• **Requirement**
Show every line of the data below that includes the word "Fahrzeuge".

Excerpts from a transcription dataset
=-=-=

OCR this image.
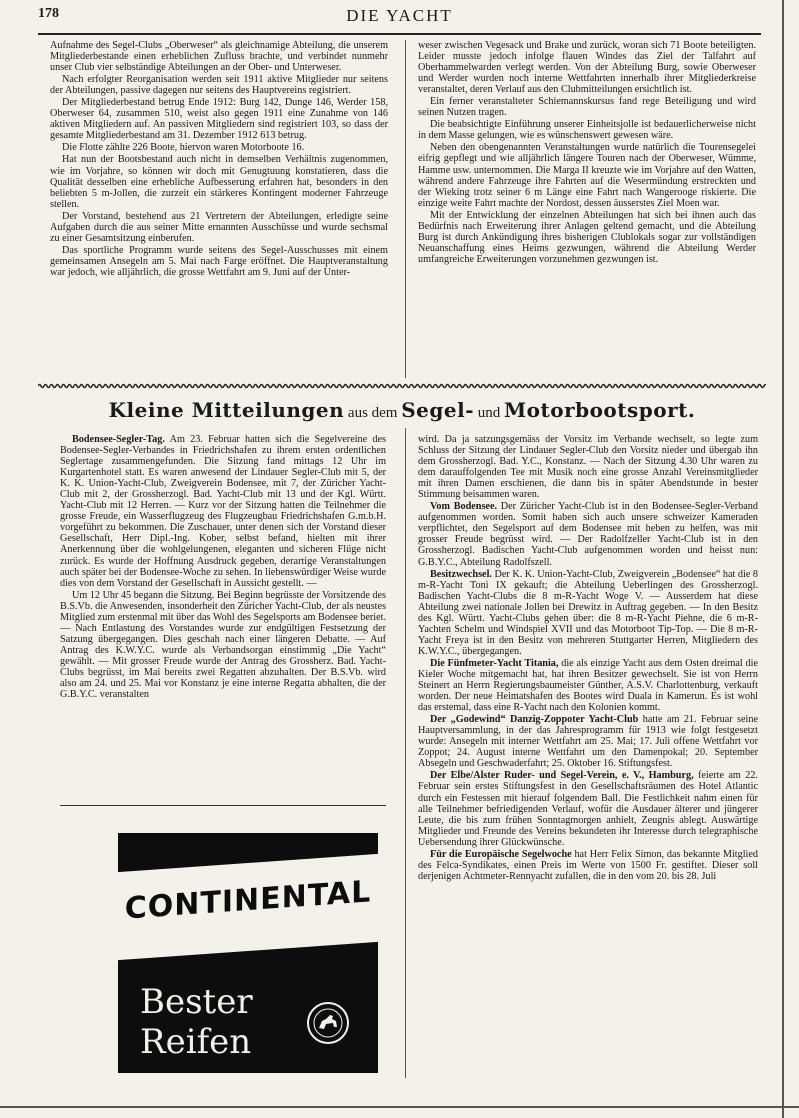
178	DIE YACHT

Aufnahme des Segel-Clubs „Oberweser“ als gleichnamige Abteilung, die unserem Mitgliederbestande einen erheblichen Zufluss brachte, und verbindet nunmehr unser Club vier selbständige Abteilungen an der Ober- und Unterweser.

Nach erfolgter Reorganisation werden seit 1911 aktive Mitglieder nur seitens der Abteilungen, passive dagegen nur seitens des Hauptvereins registriert.

Der Mitgliederbestand betrug Ende 1912: Burg 142, Dunge 146, Werder 158, Oberweser 64, zusammen 510, weist also gegen 1911 eine Zunahme von 146 aktiven Mitgliedern auf. An passiven Mitgliedern sind registriert 103, so dass der gesamte Mitgliederbestand am 31. Dezember 1912 613 betrug.

Die Flotte zählte 226 Boote, hiervon waren Motorboote 16.

Hat nun der Bootsbestand auch nicht in demselben Verhältnis zugenommen, wie im Vorjahre, so können wir doch mit Genugtuung konstatieren, dass die Qualität desselben eine erhebliche Aufbesserung erfahren hat, besonders in den beliebten 5 m-Jollen, die zurzeit ein stärkeres Kontingent moderner Fahrzeuge stellen.

Der Vorstand, bestehend aus 21 Vertretern der Abteilungen, erledigte seine Aufgaben durch die aus seiner Mitte ernannten Ausschüsse und wurde sechsmal zu einer Gesamtsitzung einberufen.

Das sportliche Programm wurde seitens des Segel-Ausschusses mit einem gemeinsamen Ansegeln am 5. Mai nach Farge eröffnet. Die Hauptveranstaltung war jedoch, wie alljährlich, die grosse Wettfahrt am 9. Juni auf der Unter-

weser zwischen Vegesack und Brake und zurück, woran sich 71 Boote beteiligten. Leider musste jedoch infolge flauen Windes das Ziel der Talfahrt auf Oberhammelwarden verlegt werden. Von der Abteilung Burg, sowie Oberweser und Werder wurden noch interne Wettfahrten innerhalb ihrer Mitgliederkreise veranstaltet, deren Verlauf aus den Clubmitteilungen ersichtlich ist.

Ein ferner veranstalteter Schiemannskursus fand rege Beteiligung und wird seinen Nutzen tragen.

Die beabsichtigte Einführung unserer Einheitsjolle ist bedauerlicherweise nicht in dem Masse gelungen, wie es wünschenswert gewesen wäre.

Neben den obengenannten Veranstaltungen wurde natürlich die Tourensegelei eifrig gepflegt und wie alljährlich längere Touren nach der Oberweser, Wümme, Hamme usw. unternommen. Die Marga II kreuzte wie im Vorjahre auf den Watten, während andere Fahrzeuge ihre Fahrten auf die Wesermündung erstreckten und der Wieking trotz seiner 6 m Länge eine Fahrt nach Wangerooge riskierte. Die einzige weite Fahrt machte der Nordost, dessen äusserstes Ziel Moen war.

Mit der Entwicklung der einzelnen Abteilungen hat sich bei ihnen auch das Bedürfnis nach Erweiterung ihrer Anlagen geltend gemacht, und die Abteilung Burg ist durch Ankündigung ihres bisherigen Clublokals sogar zur vollständigen Neuanschaffung eines Heims gezwungen, während die Abteilung Werder umfangreiche Erweiterungen vorzunehmen gezwungen ist.

Kleine Mitteilungen aus dem Segel- und Motorbootsport.

Bodensee-Segler-Tag. Am 23. Februar hatten sich die Segelvereine des Bodensee-Segler-Verbandes in Friedrichshafen zu ihrem ersten ordentlichen Seglertage zusammengefunden. Die Sitzung fand mittags 12 Uhr im Kurgartenhotel statt. Es waren anwesend der Lindauer Segler-Club mit 5, der K. K. Union-Yacht-Club, Zweigverein Bodensee, mit 7, der Züricher Yacht-Club mit 2, der Grossherzogl. Bad. Yacht-Club mit 13 und der Kgl. Württ. Yacht-Club mit 12 Herren. — Kurz vor der Sitzung hatten die Teilnehmer die grosse Freude, ein Wasserflugzeug des Flugzeugbau Friedrichshafen G.m.b.H. vorgeführt zu bekommen. Die Zuschauer, unter denen sich der Vorstand dieser Gesellschaft, Herr Dipl.-Ing. Kober, selbst befand, hielten mit ihrer Anerkennung über die wohlgelungenen, eleganten und sicheren Flüge nicht zurück. Es wurde der Hoffnung Ausdruck gegeben, derartige Veranstaltungen auch später bei der Bodensee-Woche zu sehen. In liebenswürdiger Weise wurde dies von dem Vorstand der Gesellschaft in Aussicht gestellt. —

Um 12 Uhr 45 begann die Sitzung. Bei Beginn begrüsste der Vorsitzende des B.S.Vb. die Anwesenden, insonderheit den Züricher Yacht-Club, der als neustes Mitglied zum erstenmal mit über das Wohl des Segelsports am Bodensee beriet. — Nach Entlastung des Vorstandes wurde zur endgültigen Festsetzung der Satzung übergegangen. Dies geschah nach einer längeren Debatte. — Auf Antrag des K.W.Y.C. wurde als Verbandsorgan einstimmig „Die Yacht“ gewählt. — Mit grosser Freude wurde der Antrag des Grossherz. Bad. Yacht-Clubs begrüsst, im Mai bereits zwei Regatten abzuhalten. Der B.S.Vb. wird also am 24. und 25. Mai vor Konstanz je eine interne Regatta abhalten, die der G.B.Y.C. veranstalten

CONTINENTAL
Bester
Reifen

wird. Da ja satzungsgemäss der Vorsitz im Verbande wechselt, so legte zum Schluss der Sitzung der Lindauer Segler-Club den Vorsitz nieder und übergab ihn dem Grossherzogl. Bad. Y.C., Konstanz. — Nach der Sitzung 4.30 Uhr waren zu dem darauffolgenden Tee mit Musik noch eine grosse Anzahl Vereinsmitglieder mit ihren Damen erschienen, die dann bis in später Abendstunde in bester Stimmung beisammen waren.

Vom Bodensee. Der Züricher Yacht-Club ist in den Bodensee-Segler-Verband aufgenommen worden. Somit haben sich auch unsere schweizer Kameraden verpflichtet, den Segelsport auf dem Bodensee mit heben zu helfen, was mit grosser Freude begrüsst wird. — Der Radolfzeller Yacht-Club ist in den Grossherzogl. Badischen Yacht-Club aufgenommen worden und heisst nun: G.B.Y.C., Abteilung Radolfszell.

Besitzwechsel. Der K. K. Union-Yacht-Club, Zweigverein „Bodensee“ hat die 8 m-R-Yacht Toni IX gekauft; die Abteilung Ueberlingen des Grossherzogl. Badischen Yacht-Clubs die 8 m-R-Yacht Woge V. — Ausserdem hat diese Abteilung zwei nationale Jollen bei Drewitz in Auftrag gegeben. — In den Besitz des Kgl. Württ. Yacht-Clubs gehen über: die 8 m-R-Yacht Piehne, die 6 m-R-Yachten Schelm und Windspiel XVII und das Motorboot Tip-Top. — Die 8 m-R-Yacht Freya ist in den Besitz von mehreren Stuttgarter Herren, Mitgliedern des K.W.Y.C., übergegangen.

Die Fünfmeter-Yacht Titania, die als einzige Yacht aus dem Osten dreimal die Kieler Woche mitgemacht hat, hat ihren Besitzer gewechselt. Sie ist von Herrn Steinert an Herrn Regierungsbaumeister Günther, A.S.V. Charlottenburg, verkauft worden. Der neue Heimatshafen des Bootes wird Duala in Kamerun. Es ist wohl das erstemal, dass eine R-Yacht nach den Kolonien kommt.

Der „Godewind“ Danzig-Zoppoter Yacht-Club hatte am 21. Februar seine Hauptversammlung, in der das Jahresprogramm für 1913 wie folgt festgesetzt wurde: Ansegeln mit interner Wettfahrt am 25. Mai; 17. Juli offene Wettfahrt vor Zoppot; 24. August interne Wettfahrt um den Damenpokal; 20. September Absegeln und Geschwaderfahrt; 25. Oktober 16. Stiftungsfest.

Der Elbe/Alster Ruder- und Segel-Verein, e. V., Hamburg, feierte am 22. Februar sein erstes Stiftungsfest in den Gesellschaftsräumen des Hotel Atlantic durch ein Festessen mit hierauf folgendem Ball. Die Festlichkeit nahm einen für alle Teilnehmer befriedigenden Verlauf, wofür die Ausdauer älterer und jüngerer Leute, die bis zum frühen Sonntagmorgen anhielt, Zeugnis ablegt. Auswärtige Mitglieder und Freunde des Vereins bekundeten ihr Interesse durch telegraphische Uebersendung ihrer Glückwünsche.

Für die Europäische Segelwoche hat Herr Felix Simon, das bekannte Mitglied des Felca-Syndikates, einen Preis im Werte von 1500 Fr. gestiftet. Dieser soll derjenigen Achtmeter-Rennyacht zufallen, die in den vom 20. bis 28. Juli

=-=-=

• **Result for this exercise**
Hat nun der Bootsbestand auch nicht in demselben Verhältnis zugenommen, wie im Vorjahre, so können wir doch mit Genugtuung konstatieren, dass die Qualität desselben eine erhebliche Aufbesserung erfahren hat, besonders in den beliebten 5 m-Jollen, die zurzeit ein stärkeres Kontingent moderner Fahrzeuge stellen.
Neben den obengenannten Veranstaltungen wurde natürlich die Tourensegelei eifrig gepflegt und wie alljährlich längere Touren nach der Oberweser, Wümme, Hamme usw. unternommen. Die Marga II kreuzte wie im Vorjahre auf den Watten, während andere Fahrzeuge ihre Fahrten auf die Wesermündung erstreckten und der Wieking trotz seiner 6 m Länge eine Fahrt nach Wangerooge riskierte. Die einzige weite Fahrt machte der Nordost, dessen äusserstes Ziel Moen war.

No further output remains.